Study text:
Cut to 2017, where the tradition is now deeply rooted. Consider that the Rockefeller Center tree is now over 80 years old, stands 75 feet high, and contains over 50,000 bulbs. Take that darkness! Although an argument can be made that the heavy light “pollution” and 24/7 activity that now takes place in large cities like New York creates its own disruption of circadian rhythms. They do turn that tree off at night at some point, don’t they?
The Light That Lasted
I confess that much of my knowledge about other cultures, other religions, is fairly limited. I further confess that much of my understanding about Hanukkah was inappropriately formed by an irreverent and infamous Saturday Night Live sketch of 1984. Blowhard Jim Belushi interviews timid little Julia-Louis Dreyfus who tries to explain the miracle of Judah Maccabee and how the temple oil that lit the menorah lasted eight days instead of one. Belushi spits out his coffee at her description, pronounces the miracle to be the “wimpiest miracle” he’s every heard, and the next thing you know the stagehand is on camera explaining that the show as done for the day.

Information supplied:
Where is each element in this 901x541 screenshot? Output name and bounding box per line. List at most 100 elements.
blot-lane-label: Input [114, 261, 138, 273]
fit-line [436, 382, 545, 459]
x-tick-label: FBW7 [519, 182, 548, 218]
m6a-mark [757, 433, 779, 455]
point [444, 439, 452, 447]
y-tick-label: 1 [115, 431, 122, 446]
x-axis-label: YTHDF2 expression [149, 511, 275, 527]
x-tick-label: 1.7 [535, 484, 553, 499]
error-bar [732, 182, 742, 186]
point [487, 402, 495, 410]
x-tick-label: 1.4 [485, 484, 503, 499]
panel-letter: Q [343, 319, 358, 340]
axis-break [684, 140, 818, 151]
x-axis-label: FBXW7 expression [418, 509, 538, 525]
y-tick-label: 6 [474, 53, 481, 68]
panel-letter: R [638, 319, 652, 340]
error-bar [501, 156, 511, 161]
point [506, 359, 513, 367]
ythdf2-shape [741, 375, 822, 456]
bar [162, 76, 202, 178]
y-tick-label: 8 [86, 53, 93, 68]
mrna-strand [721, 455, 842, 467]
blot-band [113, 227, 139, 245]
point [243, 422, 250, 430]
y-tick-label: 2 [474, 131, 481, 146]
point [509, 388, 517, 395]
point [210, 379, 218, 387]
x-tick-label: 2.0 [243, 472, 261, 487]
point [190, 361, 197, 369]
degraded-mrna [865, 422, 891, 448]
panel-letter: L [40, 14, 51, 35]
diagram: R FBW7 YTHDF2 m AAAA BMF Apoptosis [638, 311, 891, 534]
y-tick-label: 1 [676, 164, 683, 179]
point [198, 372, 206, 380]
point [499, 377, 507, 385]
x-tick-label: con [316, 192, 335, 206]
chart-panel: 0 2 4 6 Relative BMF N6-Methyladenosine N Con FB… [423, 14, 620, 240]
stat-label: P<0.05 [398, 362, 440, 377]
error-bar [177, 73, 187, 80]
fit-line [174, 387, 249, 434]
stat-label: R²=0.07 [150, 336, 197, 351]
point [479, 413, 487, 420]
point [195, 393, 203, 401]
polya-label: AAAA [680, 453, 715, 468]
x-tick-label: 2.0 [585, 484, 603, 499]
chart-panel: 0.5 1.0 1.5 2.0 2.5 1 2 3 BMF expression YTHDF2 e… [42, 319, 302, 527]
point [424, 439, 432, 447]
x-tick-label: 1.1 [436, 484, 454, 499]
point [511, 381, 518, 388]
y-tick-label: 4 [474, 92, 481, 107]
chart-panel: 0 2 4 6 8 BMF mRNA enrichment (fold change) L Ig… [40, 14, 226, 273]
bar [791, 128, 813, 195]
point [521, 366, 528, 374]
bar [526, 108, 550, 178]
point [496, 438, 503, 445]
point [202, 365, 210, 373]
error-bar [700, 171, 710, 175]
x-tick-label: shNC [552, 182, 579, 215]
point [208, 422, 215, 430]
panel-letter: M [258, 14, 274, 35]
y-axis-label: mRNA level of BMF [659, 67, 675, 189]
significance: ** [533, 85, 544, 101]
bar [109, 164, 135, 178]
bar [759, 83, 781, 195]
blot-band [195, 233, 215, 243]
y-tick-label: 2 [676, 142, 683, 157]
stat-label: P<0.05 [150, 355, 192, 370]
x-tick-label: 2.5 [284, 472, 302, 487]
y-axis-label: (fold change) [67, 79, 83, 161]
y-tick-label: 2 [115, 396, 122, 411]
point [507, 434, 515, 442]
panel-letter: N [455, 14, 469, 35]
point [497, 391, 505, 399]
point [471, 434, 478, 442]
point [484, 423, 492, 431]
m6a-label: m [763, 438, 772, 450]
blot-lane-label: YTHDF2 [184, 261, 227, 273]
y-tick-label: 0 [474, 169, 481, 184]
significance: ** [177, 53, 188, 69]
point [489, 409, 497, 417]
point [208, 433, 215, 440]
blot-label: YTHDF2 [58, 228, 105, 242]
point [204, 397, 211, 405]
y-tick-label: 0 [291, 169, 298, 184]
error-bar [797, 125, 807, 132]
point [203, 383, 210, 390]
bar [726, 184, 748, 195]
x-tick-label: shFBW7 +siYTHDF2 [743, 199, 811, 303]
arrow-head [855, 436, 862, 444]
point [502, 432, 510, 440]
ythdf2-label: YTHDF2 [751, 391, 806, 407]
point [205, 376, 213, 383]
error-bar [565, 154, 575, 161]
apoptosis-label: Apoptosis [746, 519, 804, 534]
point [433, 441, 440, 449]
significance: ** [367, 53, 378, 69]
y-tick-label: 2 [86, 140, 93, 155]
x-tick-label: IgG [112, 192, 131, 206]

Prompt A: In the holiday text, how tall is the Rockefeller Center tree?
Prompt B: Put this sentence from the holiday text into Spanish: "I confess that much of my knowledge about other cultures, other religions, is fairly limited."

Task solution A: 75 feet high.

Task solution B: Confieso que gran parte de mi conocimiento sobre otras culturas, otras religiones, es bastante limitado.